━━ DATA ENTRIES

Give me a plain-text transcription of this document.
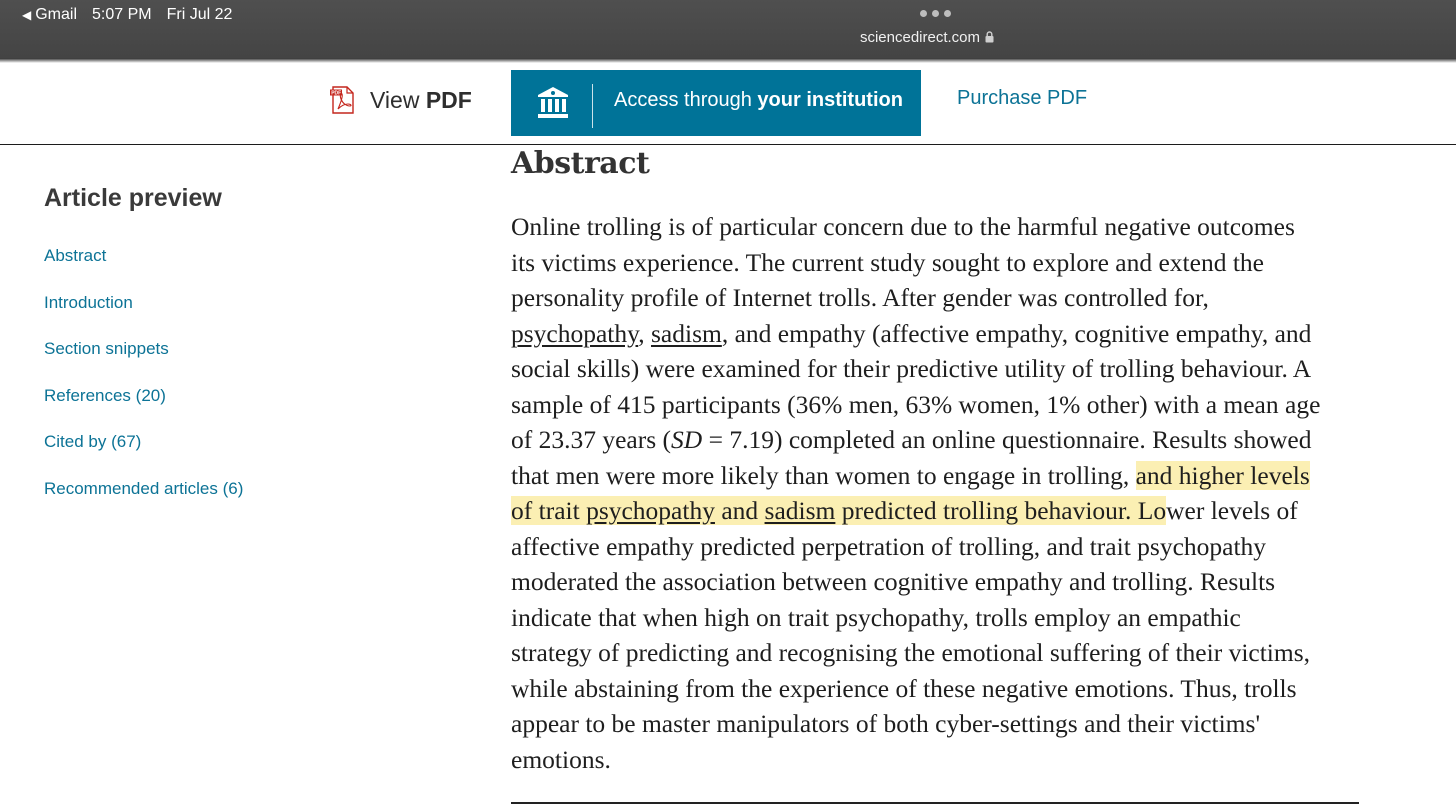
◀ Gmail 5:07 PM Fri Jul 22
sciencedirect.com
PDF View PDF	Access through your institution	Purchase PDF
Article preview
Abstract
Introduction
Section snippets
References (20)
Cited by (67)
Recommended articles (6)
Abstract
Online trolling is of particular concern due to the harmful negative outcomes
its victims experience. The current study sought to explore and extend the
personality profile of Internet trolls. After gender was controlled for,
psychopathy, sadism, and empathy (affective empathy, cognitive empathy, and
social skills) were examined for their predictive utility of trolling behaviour. A
sample of 415 participants (36% men, 63% women, 1% other) with a mean age
of 23.37 years (SD = 7.19) completed an online questionnaire. Results showed
that men were more likely than women to engage in trolling, and higher levels
of trait psychopathy and sadism predicted trolling behaviour. Lower levels of
affective empathy predicted perpetration of trolling, and trait psychopathy
moderated the association between cognitive empathy and trolling. Results
indicate that when high on trait psychopathy, trolls employ an empathic
strategy of predicting and recognising the emotional suffering of their victims,
while abstaining from the experience of these negative emotions. Thus, trolls
appear to be master manipulators of both cyber-settings and their victims'
emotions.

━━━━

## [WHAT TO DO]
Search the lines for the string "victims" and copy every line that has it.

## [FINAL RESULT]
its victims experience. The current study sought to explore and extend the
strategy of predicting and recognising the emotional suffering of their victims,
appear to be master manipulators of both cyber-settings and their victims'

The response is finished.